Extracted data entries
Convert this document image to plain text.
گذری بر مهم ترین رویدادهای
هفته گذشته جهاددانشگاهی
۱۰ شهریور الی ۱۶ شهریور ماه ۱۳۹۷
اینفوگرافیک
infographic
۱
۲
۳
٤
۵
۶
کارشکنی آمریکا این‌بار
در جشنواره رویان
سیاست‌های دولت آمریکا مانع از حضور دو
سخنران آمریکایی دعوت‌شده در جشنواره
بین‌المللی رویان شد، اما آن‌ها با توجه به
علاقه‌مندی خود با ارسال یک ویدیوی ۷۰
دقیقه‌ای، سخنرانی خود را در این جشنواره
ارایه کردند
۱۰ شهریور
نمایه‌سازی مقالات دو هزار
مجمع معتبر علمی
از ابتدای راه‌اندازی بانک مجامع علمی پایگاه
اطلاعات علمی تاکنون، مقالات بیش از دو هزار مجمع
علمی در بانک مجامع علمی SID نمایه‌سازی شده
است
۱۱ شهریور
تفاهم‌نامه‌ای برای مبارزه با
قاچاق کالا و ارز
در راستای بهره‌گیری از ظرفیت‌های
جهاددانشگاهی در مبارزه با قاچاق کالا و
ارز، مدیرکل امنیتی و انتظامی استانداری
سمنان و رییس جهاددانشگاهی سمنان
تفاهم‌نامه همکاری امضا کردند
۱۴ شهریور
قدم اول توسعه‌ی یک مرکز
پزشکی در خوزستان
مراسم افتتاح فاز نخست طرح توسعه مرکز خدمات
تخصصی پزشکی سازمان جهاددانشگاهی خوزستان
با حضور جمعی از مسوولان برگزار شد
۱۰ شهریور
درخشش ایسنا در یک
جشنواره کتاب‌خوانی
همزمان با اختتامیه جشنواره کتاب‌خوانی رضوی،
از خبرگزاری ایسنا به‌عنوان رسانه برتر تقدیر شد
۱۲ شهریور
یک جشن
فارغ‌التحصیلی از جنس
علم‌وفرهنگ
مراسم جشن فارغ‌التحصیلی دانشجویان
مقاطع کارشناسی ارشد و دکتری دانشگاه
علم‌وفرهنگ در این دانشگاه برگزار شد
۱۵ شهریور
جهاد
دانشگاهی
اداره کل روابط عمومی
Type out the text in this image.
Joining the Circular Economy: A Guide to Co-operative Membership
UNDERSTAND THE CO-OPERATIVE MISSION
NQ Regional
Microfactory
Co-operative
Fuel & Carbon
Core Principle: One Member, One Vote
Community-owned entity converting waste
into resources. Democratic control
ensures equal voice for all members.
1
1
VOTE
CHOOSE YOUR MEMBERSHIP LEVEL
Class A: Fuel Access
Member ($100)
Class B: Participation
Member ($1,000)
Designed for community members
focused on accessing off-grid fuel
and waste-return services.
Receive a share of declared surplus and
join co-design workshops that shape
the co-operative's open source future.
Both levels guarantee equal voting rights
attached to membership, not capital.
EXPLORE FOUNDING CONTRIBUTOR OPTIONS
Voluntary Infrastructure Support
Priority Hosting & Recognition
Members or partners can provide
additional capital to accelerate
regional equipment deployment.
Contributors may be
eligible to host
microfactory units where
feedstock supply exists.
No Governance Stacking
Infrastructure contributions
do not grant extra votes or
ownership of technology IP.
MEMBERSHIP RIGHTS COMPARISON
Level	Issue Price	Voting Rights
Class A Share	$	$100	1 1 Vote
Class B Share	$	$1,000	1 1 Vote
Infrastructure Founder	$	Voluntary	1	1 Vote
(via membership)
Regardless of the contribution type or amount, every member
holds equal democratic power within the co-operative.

**AIM OF THE EXERCISE:**
Give the number of lines in the records above that contain the word "Voluntary". Reply with that number alone.

**REPLY TO THE EXERCISE:**
2